* Exercise goal: Render the material again word for word, skipping the pictures in it.

Stored entries
────

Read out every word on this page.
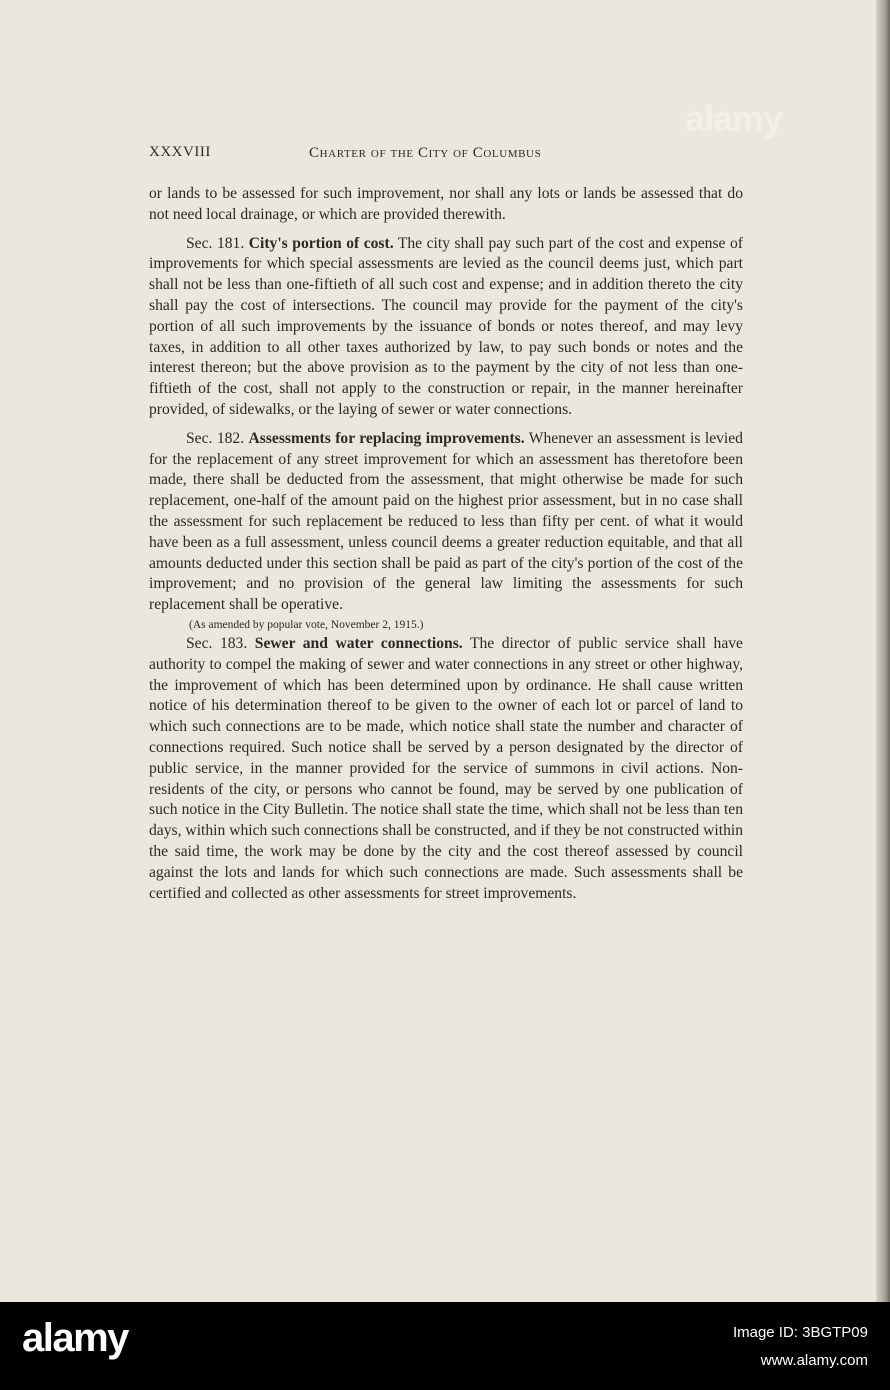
XXXVIII	Charter of the City of Columbus
alamy

or lands to be assessed for such improvement, nor shall any lots or lands be assessed that do not need local drainage, or which are provided therewith.

Sec. 181. City's portion of cost. The city shall pay such part of the cost and expense of improvements for which special assessments are levied as the council deems just, which part shall not be less than one-fiftieth of all such cost and expense; and in addition thereto the city shall pay the cost of intersections. The council may provide for the payment of the city's portion of all such improvements by the issuance of bonds or notes thereof, and may levy taxes, in addition to all other taxes authorized by law, to pay such bonds or notes and the interest thereon; but the above provision as to the payment by the city of not less than one-fiftieth of the cost, shall not apply to the construction or repair, in the manner hereinafter provided, of sidewalks, or the laying of sewer or water connections.

Sec. 182. Assessments for replacing improvements. Whenever an assessment is levied for the replacement of any street improvement for which an assessment has theretofore been made, there shall be deducted from the assessment, that might otherwise be made for such replacement, one-half of the amount paid on the highest prior assessment, but in no case shall the assessment for such replacement be reduced to less than fifty per cent. of what it would have been as a full assessment, unless council deems a greater reduction equitable, and that all amounts deducted under this section shall be paid as part of the city's portion of the cost of the improvement; and no provision of the general law limiting the assessments for such replacement shall be operative.

(As amended by popular vote, November 2, 1915.)

Sec. 183. Sewer and water connections. The director of public service shall have authority to compel the making of sewer and water connections in any street or other highway, the improvement of which has been determined upon by ordinance. He shall cause written notice of his determination thereof to be given to the owner of each lot or parcel of land to which such connections are to be made, which notice shall state the number and character of connections required. Such notice shall be served by a person designated by the director of public service, in the manner provided for the service of summons in civil actions. Non-residents of the city, or persons who cannot be found, may be served by one publication of such notice in the City Bulletin. The notice shall state the time, which shall not be less than ten days, within which such connections shall be constructed, and if they be not constructed within the said time, the work may be done by the city and the cost thereof assessed by council against the lots and lands for which such connections are made. Such assessments shall be certified and collected as other assessments for street improvements.

alamy	Image ID: 3BGTP09
www.alamy.com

────

* Output of the exercise:
Read out every word on this page.
XXXVIII	Charter of the City of Columbus
alamy

or lands to be assessed for such improvement, nor shall any lots or lands be assessed that do not need local drainage, or which are provided therewith.

Sec. 181. City's portion of cost. The city shall pay such part of the cost and expense of improvements for which special assessments are levied as the council deems just, which part shall not be less than one-fiftieth of all such cost and expense; and in addition thereto the city shall pay the cost of intersections. The council may provide for the payment of the city's portion of all such improvements by the issuance of bonds or notes thereof, and may levy taxes, in addition to all other taxes authorized by law, to pay such bonds or notes and the interest thereon; but the above provision as to the payment by the city of not less than one-fiftieth of the cost, shall not apply to the construction or repair, in the manner hereinafter provided, of sidewalks, or the laying of sewer or water connections.

Sec. 182. Assessments for replacing improvements. Whenever an assessment is levied for the replacement of any street improvement for which an assessment has theretofore been made, there shall be deducted from the assessment, that might otherwise be made for such replacement, one-half of the amount paid on the highest prior assessment, but in no case shall the assessment for such replacement be reduced to less than fifty per cent. of what it would have been as a full assessment, unless council deems a greater reduction equitable, and that all amounts deducted under this section shall be paid as part of the city's portion of the cost of the improvement; and no provision of the general law limiting the assessments for such replacement shall be operative.

(As amended by popular vote, November 2, 1915.)

Sec. 183. Sewer and water connections. The director of public service shall have authority to compel the making of sewer and water connections in any street or other highway, the improvement of which has been determined upon by ordinance. He shall cause written notice of his determination thereof to be given to the owner of each lot or parcel of land to which such connections are to be made, which notice shall state the number and character of connections required. Such notice shall be served by a person designated by the director of public service, in the manner provided for the service of summons in civil actions. Non-residents of the city, or persons who cannot be found, may be served by one publication of such notice in the City Bulletin. The notice shall state the time, which shall not be less than ten days, within which such connections shall be constructed, and if they be not constructed within the said time, the work may be done by the city and the cost thereof assessed by council against the lots and lands for which such connections are made. Such assessments shall be certified and collected as other assessments for street improvements.

alamy	Image ID: 3BGTP09
www.alamy.com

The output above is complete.